/---
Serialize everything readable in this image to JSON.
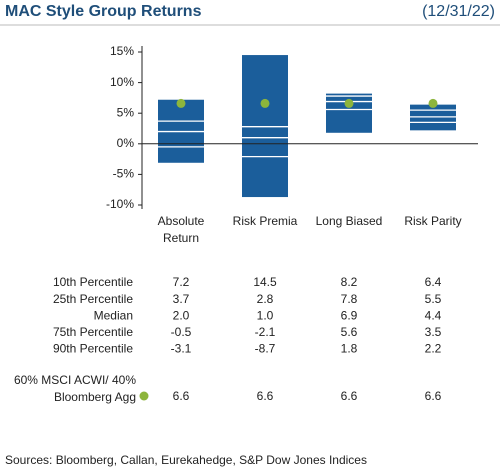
{
  "chart_data": {
    "type": "floating-box",
    "title": "MAC Style Group Returns",
    "date": "(12/31/22)",
    "source": "Sources: Bloomberg, Callan, Eurekahedge, S&P Dow Jones Indices",
    "categories": [
      "Absolute Return",
      "Risk Premia",
      "Long Biased",
      "Risk Parity"
    ],
    "ylim": [
      -10,
      15
    ],
    "yticks": [
      {
        "value": 15,
        "label": "15%"
      },
      {
        "value": 10,
        "label": "10%"
      },
      {
        "value": 5,
        "label": "5%"
      },
      {
        "value": 0,
        "label": "0%"
      },
      {
        "value": -5,
        "label": "-5%"
      },
      {
        "value": -10,
        "label": "-10%"
      }
    ],
    "series": [
      {
        "name": "10th Percentile",
        "color": "#1b5e9b",
        "values": [
          7.2,
          14.5,
          8.2,
          6.4
        ]
      },
      {
        "name": "25th Percentile",
        "color": "#1b5e9b",
        "values": [
          3.7,
          2.8,
          7.8,
          5.5
        ]
      },
      {
        "name": "Median",
        "color": "#1b5e9b",
        "values": [
          2.0,
          1.0,
          6.9,
          4.4
        ],
        "value_labels": [
          "2.0",
          "1.0",
          "6.9",
          "4.4"
        ]
      },
      {
        "name": "75th Percentile",
        "color": "#1b5e9b",
        "values": [
          -0.5,
          -2.1,
          5.6,
          3.5
        ]
      },
      {
        "name": "90th Percentile",
        "color": "#1b5e9b",
        "values": [
          -3.1,
          -8.7,
          1.8,
          2.2
        ]
      },
      {
        "name": "60% MSCI ACWI/ 40% Bloomberg Agg",
        "color": "#8db53c",
        "values": [
          6.6,
          6.6,
          6.6,
          6.6
        ]
      }
    ]
  }
}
\---
#### Task prompt:
Give back all entries exactly. No pictures belong in the copy.

#### Answer to the exercise:
Serialize everything readable in this image to JSON.
{
  "chart_data": {
    "type": "floating-box",
    "title": "MAC Style Group Returns",
    "date": "(12/31/22)",
    "source": "Sources: Bloomberg, Callan, Eurekahedge, S&P Dow Jones Indices",
    "categories": [
      "Absolute Return",
      "Risk Premia",
      "Long Biased",
      "Risk Parity"
    ],
    "ylim": [
      -10,
      15
    ],
    "yticks": [
      {
        "value": 15,
        "label": "15%"
      },
      {
        "value": 10,
        "label": "10%"
      },
      {
        "value": 5,
        "label": "5%"
      },
      {
        "value": 0,
        "label": "0%"
      },
      {
        "value": -5,
        "label": "-5%"
      },
      {
        "value": -10,
        "label": "-10%"
      }
    ],
    "series": [
      {
        "name": "10th Percentile",
        "color": "#1b5e9b",
        "values": [
          7.2,
          14.5,
          8.2,
          6.4
        ]
      },
      {
        "name": "25th Percentile",
        "color": "#1b5e9b",
        "values": [
          3.7,
          2.8,
          7.8,
          5.5
        ]
      },
      {
        "name": "Median",
        "color": "#1b5e9b",
        "values": [
          2.0,
          1.0,
          6.9,
          4.4
        ],
        "value_labels": [
          "2.0",
          "1.0",
          "6.9",
          "4.4"
        ]
      },
      {
        "name": "75th Percentile",
        "color": "#1b5e9b",
        "values": [
          -0.5,
          -2.1,
          5.6,
          3.5
        ]
      },
      {
        "name": "90th Percentile",
        "color": "#1b5e9b",
        "values": [
          -3.1,
          -8.7,
          1.8,
          2.2
        ]
      },
      {
        "name": "60% MSCI ACWI/ 40% Bloomberg Agg",
        "color": "#8db53c",
        "values": [
          6.6,
          6.6,
          6.6,
          6.6
        ]
      }
    ]
  }
}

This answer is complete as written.